--- start of PROVIDED RECORDS ---

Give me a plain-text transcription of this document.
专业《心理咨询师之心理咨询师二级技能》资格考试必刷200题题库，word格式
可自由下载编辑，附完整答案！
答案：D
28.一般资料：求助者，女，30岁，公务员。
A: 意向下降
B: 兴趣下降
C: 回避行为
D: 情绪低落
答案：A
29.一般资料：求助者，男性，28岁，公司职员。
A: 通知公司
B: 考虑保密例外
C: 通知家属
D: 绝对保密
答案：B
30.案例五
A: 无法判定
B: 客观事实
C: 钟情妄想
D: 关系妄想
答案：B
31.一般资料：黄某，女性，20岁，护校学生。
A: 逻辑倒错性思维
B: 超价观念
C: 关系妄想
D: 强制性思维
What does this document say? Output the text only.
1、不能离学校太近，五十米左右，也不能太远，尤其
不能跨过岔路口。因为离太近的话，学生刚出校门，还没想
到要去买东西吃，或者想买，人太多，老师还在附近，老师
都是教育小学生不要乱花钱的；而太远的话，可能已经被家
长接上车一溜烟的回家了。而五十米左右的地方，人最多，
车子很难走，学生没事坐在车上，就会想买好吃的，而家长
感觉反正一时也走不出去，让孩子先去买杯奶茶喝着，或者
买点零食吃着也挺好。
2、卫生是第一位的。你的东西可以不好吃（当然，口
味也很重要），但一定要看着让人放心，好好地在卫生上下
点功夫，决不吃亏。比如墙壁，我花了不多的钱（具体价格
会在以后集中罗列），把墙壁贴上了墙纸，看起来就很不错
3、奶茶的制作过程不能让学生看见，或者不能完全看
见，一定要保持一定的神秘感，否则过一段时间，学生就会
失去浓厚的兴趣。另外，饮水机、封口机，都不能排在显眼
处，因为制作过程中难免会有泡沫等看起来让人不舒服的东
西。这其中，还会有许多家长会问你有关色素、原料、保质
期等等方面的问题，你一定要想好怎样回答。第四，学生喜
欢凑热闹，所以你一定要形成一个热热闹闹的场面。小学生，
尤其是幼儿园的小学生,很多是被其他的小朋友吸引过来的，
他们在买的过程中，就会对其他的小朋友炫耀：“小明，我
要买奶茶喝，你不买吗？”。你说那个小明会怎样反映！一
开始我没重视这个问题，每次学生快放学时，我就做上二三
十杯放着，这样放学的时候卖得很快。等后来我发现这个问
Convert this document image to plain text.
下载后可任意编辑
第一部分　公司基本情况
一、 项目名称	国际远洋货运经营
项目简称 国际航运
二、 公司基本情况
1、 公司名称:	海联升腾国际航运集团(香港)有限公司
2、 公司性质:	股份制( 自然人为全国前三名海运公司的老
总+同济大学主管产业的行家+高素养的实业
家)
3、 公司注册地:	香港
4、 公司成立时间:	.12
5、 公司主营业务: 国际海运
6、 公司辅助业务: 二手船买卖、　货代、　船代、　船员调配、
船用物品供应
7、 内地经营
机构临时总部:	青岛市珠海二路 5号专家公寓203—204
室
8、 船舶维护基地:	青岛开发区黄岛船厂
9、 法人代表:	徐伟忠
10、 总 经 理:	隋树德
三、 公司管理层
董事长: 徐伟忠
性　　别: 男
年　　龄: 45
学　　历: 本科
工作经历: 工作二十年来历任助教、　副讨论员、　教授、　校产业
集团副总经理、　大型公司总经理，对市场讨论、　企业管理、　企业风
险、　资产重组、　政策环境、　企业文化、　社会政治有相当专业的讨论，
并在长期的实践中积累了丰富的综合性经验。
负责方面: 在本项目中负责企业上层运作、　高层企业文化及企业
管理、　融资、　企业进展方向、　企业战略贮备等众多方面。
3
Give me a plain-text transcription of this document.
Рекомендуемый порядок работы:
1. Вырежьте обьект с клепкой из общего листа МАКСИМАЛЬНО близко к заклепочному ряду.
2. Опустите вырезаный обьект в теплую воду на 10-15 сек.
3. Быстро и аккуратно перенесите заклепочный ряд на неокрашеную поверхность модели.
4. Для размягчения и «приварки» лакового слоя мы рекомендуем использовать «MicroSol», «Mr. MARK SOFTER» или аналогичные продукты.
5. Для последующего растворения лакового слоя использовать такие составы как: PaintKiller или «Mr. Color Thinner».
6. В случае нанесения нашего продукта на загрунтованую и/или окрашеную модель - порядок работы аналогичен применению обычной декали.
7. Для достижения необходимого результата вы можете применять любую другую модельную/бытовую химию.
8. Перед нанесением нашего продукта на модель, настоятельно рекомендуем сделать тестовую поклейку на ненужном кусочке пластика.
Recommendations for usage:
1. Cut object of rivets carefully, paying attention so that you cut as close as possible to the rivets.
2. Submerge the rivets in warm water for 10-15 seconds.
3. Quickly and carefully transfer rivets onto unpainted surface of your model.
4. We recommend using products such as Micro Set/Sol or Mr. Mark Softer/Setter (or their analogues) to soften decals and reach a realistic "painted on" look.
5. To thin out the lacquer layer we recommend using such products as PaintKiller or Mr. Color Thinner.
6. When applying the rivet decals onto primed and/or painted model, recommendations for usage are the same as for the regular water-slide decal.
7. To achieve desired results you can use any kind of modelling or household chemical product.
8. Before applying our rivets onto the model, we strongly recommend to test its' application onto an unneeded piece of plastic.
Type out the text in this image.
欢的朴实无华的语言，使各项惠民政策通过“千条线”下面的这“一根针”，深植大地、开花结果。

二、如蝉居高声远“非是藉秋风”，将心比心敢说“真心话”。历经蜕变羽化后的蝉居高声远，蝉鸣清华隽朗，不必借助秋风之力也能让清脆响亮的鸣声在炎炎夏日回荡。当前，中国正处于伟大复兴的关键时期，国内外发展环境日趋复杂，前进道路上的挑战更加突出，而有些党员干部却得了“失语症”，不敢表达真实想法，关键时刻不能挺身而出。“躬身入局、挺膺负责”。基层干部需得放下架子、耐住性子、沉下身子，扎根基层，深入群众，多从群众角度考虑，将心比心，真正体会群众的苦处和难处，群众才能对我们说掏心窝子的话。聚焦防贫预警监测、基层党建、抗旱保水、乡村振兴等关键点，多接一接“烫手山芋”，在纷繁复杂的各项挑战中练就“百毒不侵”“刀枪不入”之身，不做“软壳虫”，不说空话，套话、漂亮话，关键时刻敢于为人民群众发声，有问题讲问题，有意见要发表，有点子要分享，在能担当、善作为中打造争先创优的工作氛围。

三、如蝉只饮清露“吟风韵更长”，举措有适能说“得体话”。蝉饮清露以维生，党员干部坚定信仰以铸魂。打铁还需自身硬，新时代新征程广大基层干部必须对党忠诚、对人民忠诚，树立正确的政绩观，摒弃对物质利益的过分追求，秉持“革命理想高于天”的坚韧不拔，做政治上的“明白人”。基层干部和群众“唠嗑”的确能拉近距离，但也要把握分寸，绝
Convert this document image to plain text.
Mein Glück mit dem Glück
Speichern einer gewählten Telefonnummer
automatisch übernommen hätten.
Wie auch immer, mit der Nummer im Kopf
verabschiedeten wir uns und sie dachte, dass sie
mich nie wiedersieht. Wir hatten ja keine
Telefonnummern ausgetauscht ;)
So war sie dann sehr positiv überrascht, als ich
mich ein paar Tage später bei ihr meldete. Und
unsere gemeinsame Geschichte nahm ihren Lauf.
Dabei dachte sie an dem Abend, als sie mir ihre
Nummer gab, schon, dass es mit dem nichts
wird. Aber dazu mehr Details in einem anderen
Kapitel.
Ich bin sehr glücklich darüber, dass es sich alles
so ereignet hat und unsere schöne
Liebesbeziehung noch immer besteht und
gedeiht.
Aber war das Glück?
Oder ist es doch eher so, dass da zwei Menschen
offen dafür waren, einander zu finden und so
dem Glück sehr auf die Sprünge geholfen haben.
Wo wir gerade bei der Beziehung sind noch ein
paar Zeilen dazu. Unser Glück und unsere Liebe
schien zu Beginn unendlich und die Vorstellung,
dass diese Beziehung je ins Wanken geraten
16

--- end of PROVIDED RECORDS ---

PROBLEM DETAILS ->
List all lines above in which the string "dachte" appears.

REPLY TO THE TASK ->
verabschiedeten wir uns und sie dachte, dass sie
Dabei dachte sie an dem Abend, als sie mir ihre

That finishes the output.